The problem: Pictures should be excluded; otherwise, copy every entry exactly.

Material to process:
+-------+

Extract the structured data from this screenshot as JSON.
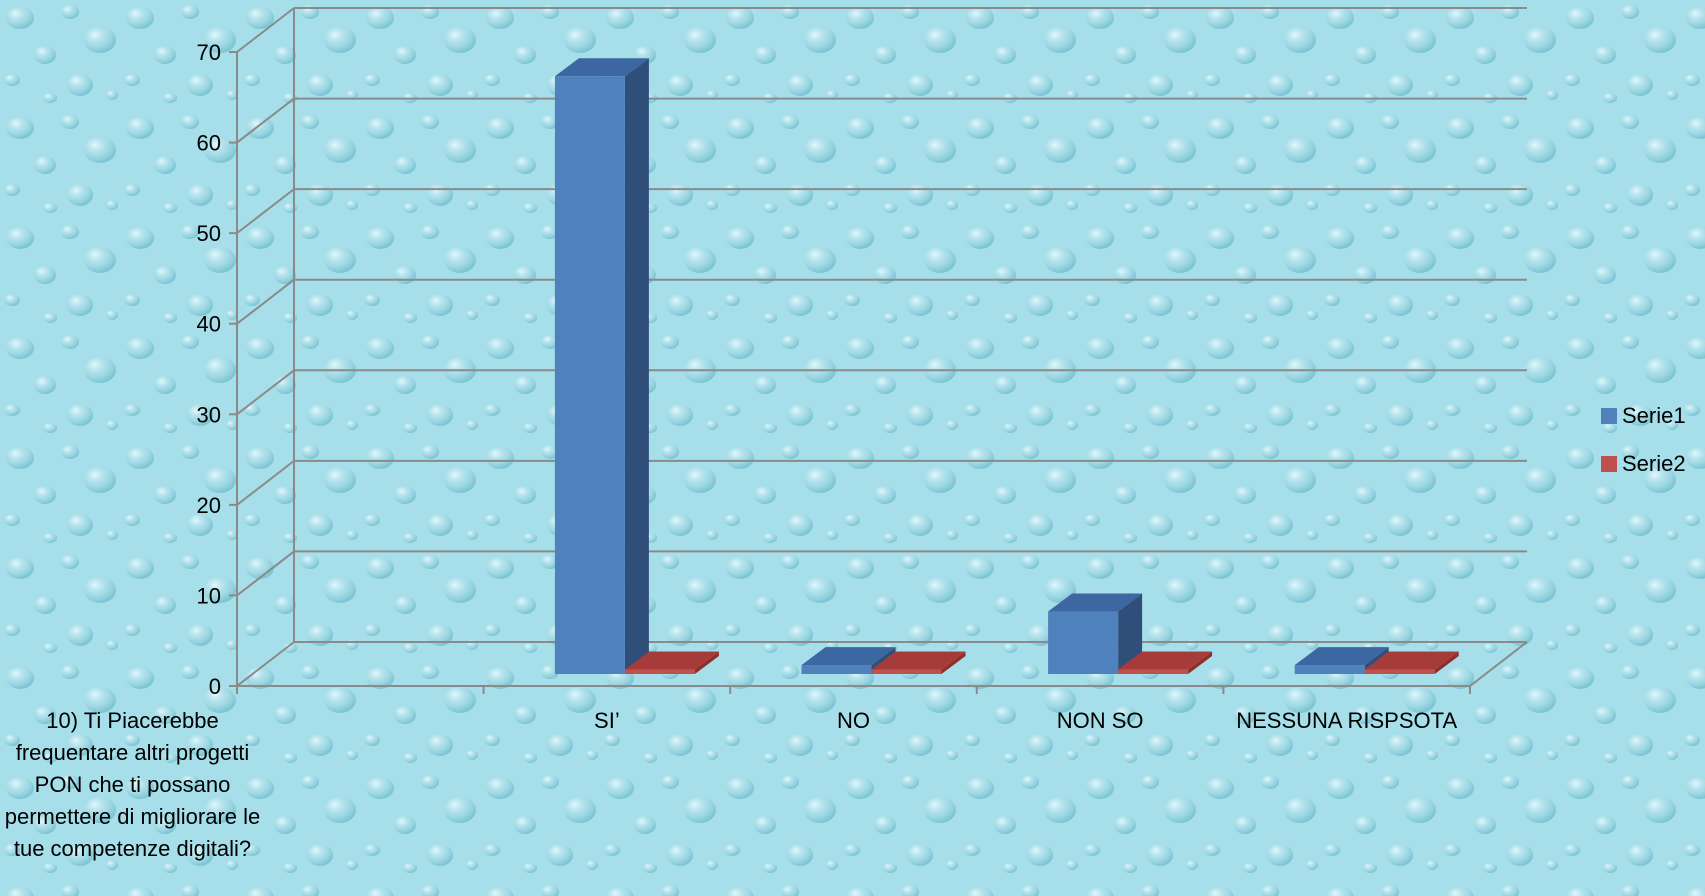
{
  "chart_data": {
    "type": "bar",
    "style": "3d-clustered-column",
    "categories": [
      "10) Ti Piacerebbe frequentare altri progetti PON che ti possano permettere di migliorare le tue competenze digitali?",
      "SI’",
      "NO",
      "NON SO",
      "NESSUNA RISPSOTA"
    ],
    "series": [
      {
        "name": "Serie1",
        "values": [
          null,
          67,
          1,
          7,
          1
        ]
      },
      {
        "name": "Serie2",
        "values": [
          null,
          0.5,
          0.5,
          0.5,
          0.5
        ]
      }
    ],
    "yticks": [
      0,
      10,
      20,
      30,
      40,
      50,
      60,
      70
    ],
    "ylim": [
      0,
      70
    ],
    "grid": true,
    "legend": "right",
    "colors": {
      "series1_front": "#4f81bd",
      "series1_side": "#2f4f7a",
      "series1_top": "#3d67a0",
      "series2_front": "#c0504d",
      "series2_side": "#8e2f2c",
      "series2_top": "#a63c39",
      "gridline": "#8a8a8a",
      "background": "#a3dde8"
    }
  }
}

+-------+

Result:
Extract the structured data from this screenshot as JSON.
{
  "chart_data": {
    "type": "bar",
    "style": "3d-clustered-column",
    "categories": [
      "10) Ti Piacerebbe frequentare altri progetti PON che ti possano permettere di migliorare le tue competenze digitali?",
      "SI’",
      "NO",
      "NON SO",
      "NESSUNA RISPSOTA"
    ],
    "series": [
      {
        "name": "Serie1",
        "values": [
          null,
          67,
          1,
          7,
          1
        ]
      },
      {
        "name": "Serie2",
        "values": [
          null,
          0.5,
          0.5,
          0.5,
          0.5
        ]
      }
    ],
    "yticks": [
      0,
      10,
      20,
      30,
      40,
      50,
      60,
      70
    ],
    "ylim": [
      0,
      70
    ],
    "grid": true,
    "legend": "right",
    "colors": {
      "series1_front": "#4f81bd",
      "series1_side": "#2f4f7a",
      "series1_top": "#3d67a0",
      "series2_front": "#c0504d",
      "series2_side": "#8e2f2c",
      "series2_top": "#a63c39",
      "gridline": "#8a8a8a",
      "background": "#a3dde8"
    }
  }
}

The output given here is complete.